Records excerpted from a collection
+++

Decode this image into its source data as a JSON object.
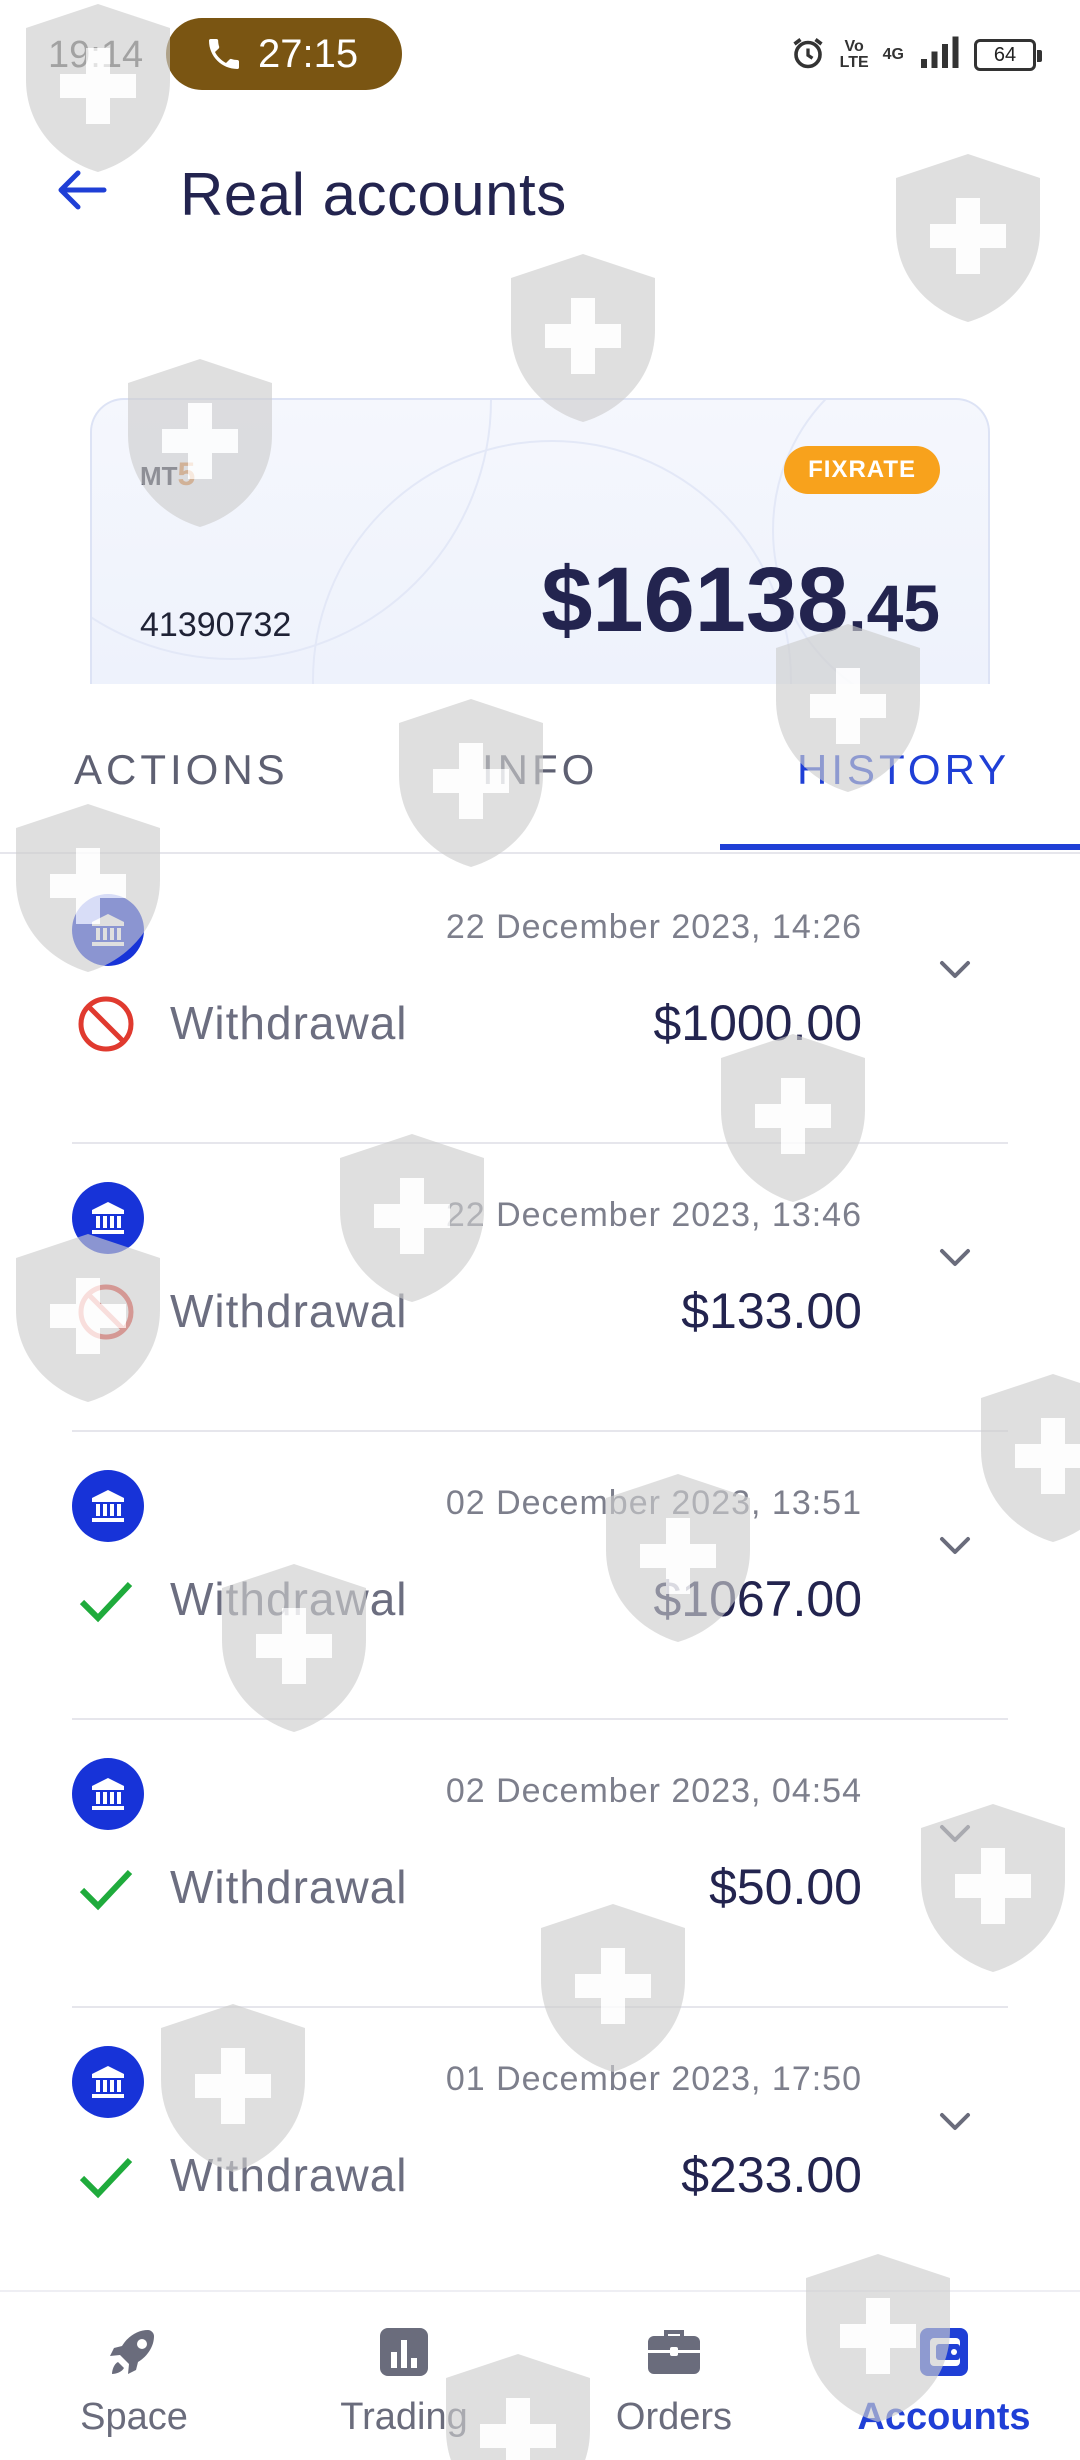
{
  "status_bar": {
    "time": "19:14",
    "call_timer": "27:15",
    "volte_line1": "Vo",
    "volte_line2": "LTE",
    "network": "4G",
    "battery": "64",
    "icons": [
      "phone-icon",
      "alarm-icon",
      "signal-icon",
      "battery-icon"
    ]
  },
  "header": {
    "title": "Real accounts",
    "back_icon": "arrow-left-icon"
  },
  "account_card": {
    "platform": "MT",
    "platform_version": "5",
    "badge": "FIXRATE",
    "account_number": "41390732",
    "balance_main": "$16138",
    "balance_cents": ".45"
  },
  "tabs": [
    {
      "label": "ACTIONS",
      "active": false
    },
    {
      "label": "INFO",
      "active": false
    },
    {
      "label": "HISTORY",
      "active": true
    }
  ],
  "transactions": [
    {
      "date": "22 December 2023, 14:26",
      "type": "Withdrawal",
      "amount": "$1000.00",
      "status": "rejected"
    },
    {
      "date": "22 December 2023, 13:46",
      "type": "Withdrawal",
      "amount": "$133.00",
      "status": "rejected"
    },
    {
      "date": "02 December 2023, 13:51",
      "type": "Withdrawal",
      "amount": "$1067.00",
      "status": "completed"
    },
    {
      "date": "02 December 2023, 04:54",
      "type": "Withdrawal",
      "amount": "$50.00",
      "status": "completed"
    },
    {
      "date": "01 December 2023, 17:50",
      "type": "Withdrawal",
      "amount": "$233.00",
      "status": "completed"
    }
  ],
  "bottom_nav": [
    {
      "label": "Space",
      "icon": "rocket-icon",
      "active": false
    },
    {
      "label": "Trading",
      "icon": "chart-icon",
      "active": false
    },
    {
      "label": "Orders",
      "icon": "briefcase-icon",
      "active": false
    },
    {
      "label": "Accounts",
      "icon": "wallet-icon",
      "active": true
    }
  ],
  "colors": {
    "accent": "#1f3fd6",
    "bank_icon": "#1733d8",
    "badge": "#f8a21c",
    "call_pill": "#7a5512",
    "rejected": "#e03a2f",
    "completed": "#1fab3c"
  }
}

+++

WHAT YOU NEED TO DO - The records above must be transcribed exactly. Pictures are left out of the copy.

EXERCISE ANSWER -
Decode this image into its source data as a JSON object.
{
  "status_bar": {
    "time": "19:14",
    "call_timer": "27:15",
    "volte_line1": "Vo",
    "volte_line2": "LTE",
    "network": "4G",
    "battery": "64",
    "icons": [
      "phone-icon",
      "alarm-icon",
      "signal-icon",
      "battery-icon"
    ]
  },
  "header": {
    "title": "Real accounts",
    "back_icon": "arrow-left-icon"
  },
  "account_card": {
    "platform": "MT",
    "platform_version": "5",
    "badge": "FIXRATE",
    "account_number": "41390732",
    "balance_main": "$16138",
    "balance_cents": ".45"
  },
  "tabs": [
    {
      "label": "ACTIONS",
      "active": false
    },
    {
      "label": "INFO",
      "active": false
    },
    {
      "label": "HISTORY",
      "active": true
    }
  ],
  "transactions": [
    {
      "date": "22 December 2023, 14:26",
      "type": "Withdrawal",
      "amount": "$1000.00",
      "status": "rejected"
    },
    {
      "date": "22 December 2023, 13:46",
      "type": "Withdrawal",
      "amount": "$133.00",
      "status": "rejected"
    },
    {
      "date": "02 December 2023, 13:51",
      "type": "Withdrawal",
      "amount": "$1067.00",
      "status": "completed"
    },
    {
      "date": "02 December 2023, 04:54",
      "type": "Withdrawal",
      "amount": "$50.00",
      "status": "completed"
    },
    {
      "date": "01 December 2023, 17:50",
      "type": "Withdrawal",
      "amount": "$233.00",
      "status": "completed"
    }
  ],
  "bottom_nav": [
    {
      "label": "Space",
      "icon": "rocket-icon",
      "active": false
    },
    {
      "label": "Trading",
      "icon": "chart-icon",
      "active": false
    },
    {
      "label": "Orders",
      "icon": "briefcase-icon",
      "active": false
    },
    {
      "label": "Accounts",
      "icon": "wallet-icon",
      "active": true
    }
  ],
  "colors": {
    "accent": "#1f3fd6",
    "bank_icon": "#1733d8",
    "badge": "#f8a21c",
    "call_pill": "#7a5512",
    "rejected": "#e03a2f",
    "completed": "#1fab3c"
  }
}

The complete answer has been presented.